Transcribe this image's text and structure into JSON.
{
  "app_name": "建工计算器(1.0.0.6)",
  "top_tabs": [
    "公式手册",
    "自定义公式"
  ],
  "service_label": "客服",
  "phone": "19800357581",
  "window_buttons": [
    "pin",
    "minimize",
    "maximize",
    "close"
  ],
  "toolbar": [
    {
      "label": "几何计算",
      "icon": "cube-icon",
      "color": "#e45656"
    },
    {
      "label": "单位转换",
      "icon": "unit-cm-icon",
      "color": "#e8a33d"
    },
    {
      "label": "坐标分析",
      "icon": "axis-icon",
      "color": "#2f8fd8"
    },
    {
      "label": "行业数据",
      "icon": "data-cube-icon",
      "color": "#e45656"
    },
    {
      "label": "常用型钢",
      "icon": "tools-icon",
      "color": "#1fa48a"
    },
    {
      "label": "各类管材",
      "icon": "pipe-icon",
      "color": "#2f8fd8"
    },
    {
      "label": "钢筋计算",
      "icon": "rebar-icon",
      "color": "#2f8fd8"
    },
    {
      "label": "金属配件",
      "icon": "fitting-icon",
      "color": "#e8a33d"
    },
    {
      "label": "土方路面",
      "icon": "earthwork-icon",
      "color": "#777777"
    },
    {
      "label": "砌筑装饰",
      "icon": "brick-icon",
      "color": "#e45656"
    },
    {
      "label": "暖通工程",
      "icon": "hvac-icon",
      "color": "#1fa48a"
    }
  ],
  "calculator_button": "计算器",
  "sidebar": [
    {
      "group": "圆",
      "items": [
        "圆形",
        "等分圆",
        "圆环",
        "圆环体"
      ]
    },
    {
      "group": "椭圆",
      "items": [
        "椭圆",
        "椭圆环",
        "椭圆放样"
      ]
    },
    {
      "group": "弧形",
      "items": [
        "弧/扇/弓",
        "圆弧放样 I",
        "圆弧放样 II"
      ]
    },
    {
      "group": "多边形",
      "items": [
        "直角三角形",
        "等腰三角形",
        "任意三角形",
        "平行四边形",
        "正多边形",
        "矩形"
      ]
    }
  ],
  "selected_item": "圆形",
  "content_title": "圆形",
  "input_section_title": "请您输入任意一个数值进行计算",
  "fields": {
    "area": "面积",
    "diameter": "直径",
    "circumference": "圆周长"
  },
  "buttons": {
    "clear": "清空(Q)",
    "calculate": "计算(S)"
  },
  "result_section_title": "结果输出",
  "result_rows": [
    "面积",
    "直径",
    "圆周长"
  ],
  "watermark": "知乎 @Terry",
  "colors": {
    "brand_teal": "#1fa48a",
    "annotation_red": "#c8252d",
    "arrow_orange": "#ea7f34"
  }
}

Given request »
Type out the full listing again, exactly as given.

Result »
Transcribe this image's text and structure into JSON.
{
  "app_name": "建工计算器(1.0.0.6)",
  "top_tabs": [
    "公式手册",
    "自定义公式"
  ],
  "service_label": "客服",
  "phone": "19800357581",
  "window_buttons": [
    "pin",
    "minimize",
    "maximize",
    "close"
  ],
  "toolbar": [
    {
      "label": "几何计算",
      "icon": "cube-icon",
      "color": "#e45656"
    },
    {
      "label": "单位转换",
      "icon": "unit-cm-icon",
      "color": "#e8a33d"
    },
    {
      "label": "坐标分析",
      "icon": "axis-icon",
      "color": "#2f8fd8"
    },
    {
      "label": "行业数据",
      "icon": "data-cube-icon",
      "color": "#e45656"
    },
    {
      "label": "常用型钢",
      "icon": "tools-icon",
      "color": "#1fa48a"
    },
    {
      "label": "各类管材",
      "icon": "pipe-icon",
      "color": "#2f8fd8"
    },
    {
      "label": "钢筋计算",
      "icon": "rebar-icon",
      "color": "#2f8fd8"
    },
    {
      "label": "金属配件",
      "icon": "fitting-icon",
      "color": "#e8a33d"
    },
    {
      "label": "土方路面",
      "icon": "earthwork-icon",
      "color": "#777777"
    },
    {
      "label": "砌筑装饰",
      "icon": "brick-icon",
      "color": "#e45656"
    },
    {
      "label": "暖通工程",
      "icon": "hvac-icon",
      "color": "#1fa48a"
    }
  ],
  "calculator_button": "计算器",
  "sidebar": [
    {
      "group": "圆",
      "items": [
        "圆形",
        "等分圆",
        "圆环",
        "圆环体"
      ]
    },
    {
      "group": "椭圆",
      "items": [
        "椭圆",
        "椭圆环",
        "椭圆放样"
      ]
    },
    {
      "group": "弧形",
      "items": [
        "弧/扇/弓",
        "圆弧放样 I",
        "圆弧放样 II"
      ]
    },
    {
      "group": "多边形",
      "items": [
        "直角三角形",
        "等腰三角形",
        "任意三角形",
        "平行四边形",
        "正多边形",
        "矩形"
      ]
    }
  ],
  "selected_item": "圆形",
  "content_title": "圆形",
  "input_section_title": "请您输入任意一个数值进行计算",
  "fields": {
    "area": "面积",
    "diameter": "直径",
    "circumference": "圆周长"
  },
  "buttons": {
    "clear": "清空(Q)",
    "calculate": "计算(S)"
  },
  "result_section_title": "结果输出",
  "result_rows": [
    "面积",
    "直径",
    "圆周长"
  ],
  "watermark": "知乎 @Terry",
  "colors": {
    "brand_teal": "#1fa48a",
    "annotation_red": "#c8252d",
    "arrow_orange": "#ea7f34"
  }
}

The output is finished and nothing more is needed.